_Brief:_
Report all lines from the entries below in which "name" appears.

===============

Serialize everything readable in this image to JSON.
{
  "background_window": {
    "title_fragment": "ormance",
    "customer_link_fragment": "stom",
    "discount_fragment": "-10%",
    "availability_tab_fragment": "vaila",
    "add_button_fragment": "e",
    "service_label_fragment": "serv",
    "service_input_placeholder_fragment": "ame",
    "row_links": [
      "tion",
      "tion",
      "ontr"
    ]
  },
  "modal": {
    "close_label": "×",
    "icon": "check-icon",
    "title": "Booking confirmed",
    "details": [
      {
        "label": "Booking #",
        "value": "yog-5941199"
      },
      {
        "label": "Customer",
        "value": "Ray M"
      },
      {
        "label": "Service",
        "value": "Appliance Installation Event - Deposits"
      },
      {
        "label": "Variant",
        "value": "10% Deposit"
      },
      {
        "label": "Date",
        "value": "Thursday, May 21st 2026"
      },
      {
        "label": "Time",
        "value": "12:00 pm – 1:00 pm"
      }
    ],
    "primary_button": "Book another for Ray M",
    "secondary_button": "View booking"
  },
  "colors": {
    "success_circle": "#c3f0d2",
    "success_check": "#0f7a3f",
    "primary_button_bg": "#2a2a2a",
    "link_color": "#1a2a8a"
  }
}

===============

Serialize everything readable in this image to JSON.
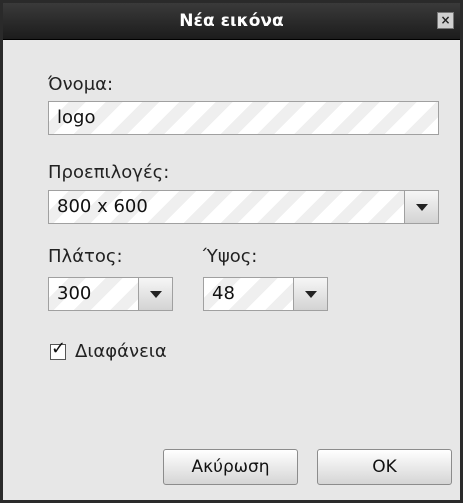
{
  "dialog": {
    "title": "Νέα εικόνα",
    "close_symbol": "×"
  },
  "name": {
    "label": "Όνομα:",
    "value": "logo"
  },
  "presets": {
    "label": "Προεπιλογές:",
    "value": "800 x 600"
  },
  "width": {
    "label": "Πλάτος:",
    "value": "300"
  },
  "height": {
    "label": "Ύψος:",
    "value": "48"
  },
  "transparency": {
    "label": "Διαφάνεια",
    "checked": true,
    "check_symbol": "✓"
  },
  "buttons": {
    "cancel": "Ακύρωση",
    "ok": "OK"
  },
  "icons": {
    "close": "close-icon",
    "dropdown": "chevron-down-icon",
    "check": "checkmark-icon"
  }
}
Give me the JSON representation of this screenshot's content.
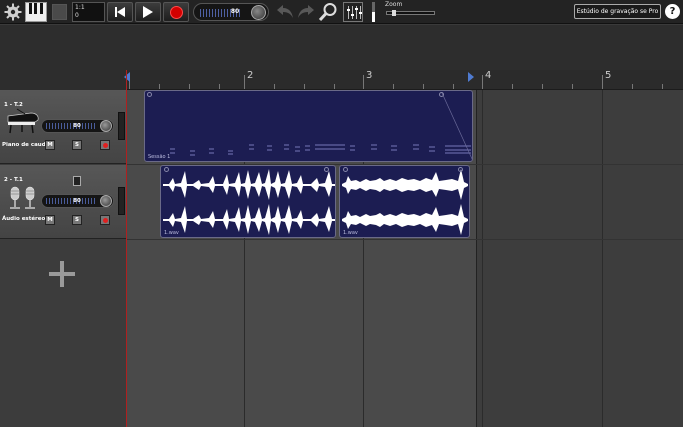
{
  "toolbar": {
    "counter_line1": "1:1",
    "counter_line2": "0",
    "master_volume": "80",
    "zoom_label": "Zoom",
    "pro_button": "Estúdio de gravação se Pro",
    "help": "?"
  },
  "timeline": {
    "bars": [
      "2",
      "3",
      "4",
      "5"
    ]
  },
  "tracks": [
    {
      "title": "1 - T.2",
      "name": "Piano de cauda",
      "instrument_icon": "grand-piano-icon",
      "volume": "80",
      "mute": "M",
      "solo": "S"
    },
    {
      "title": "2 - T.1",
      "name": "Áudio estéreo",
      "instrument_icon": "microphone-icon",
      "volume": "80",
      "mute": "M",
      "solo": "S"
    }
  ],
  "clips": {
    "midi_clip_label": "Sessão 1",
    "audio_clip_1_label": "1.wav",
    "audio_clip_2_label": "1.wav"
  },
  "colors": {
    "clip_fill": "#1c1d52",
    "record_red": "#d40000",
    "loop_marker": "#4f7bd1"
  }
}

===============

_Exercise solution:_
  "name": {
      "name": "Piano de cauda",
      "name": "Áudio estéreo",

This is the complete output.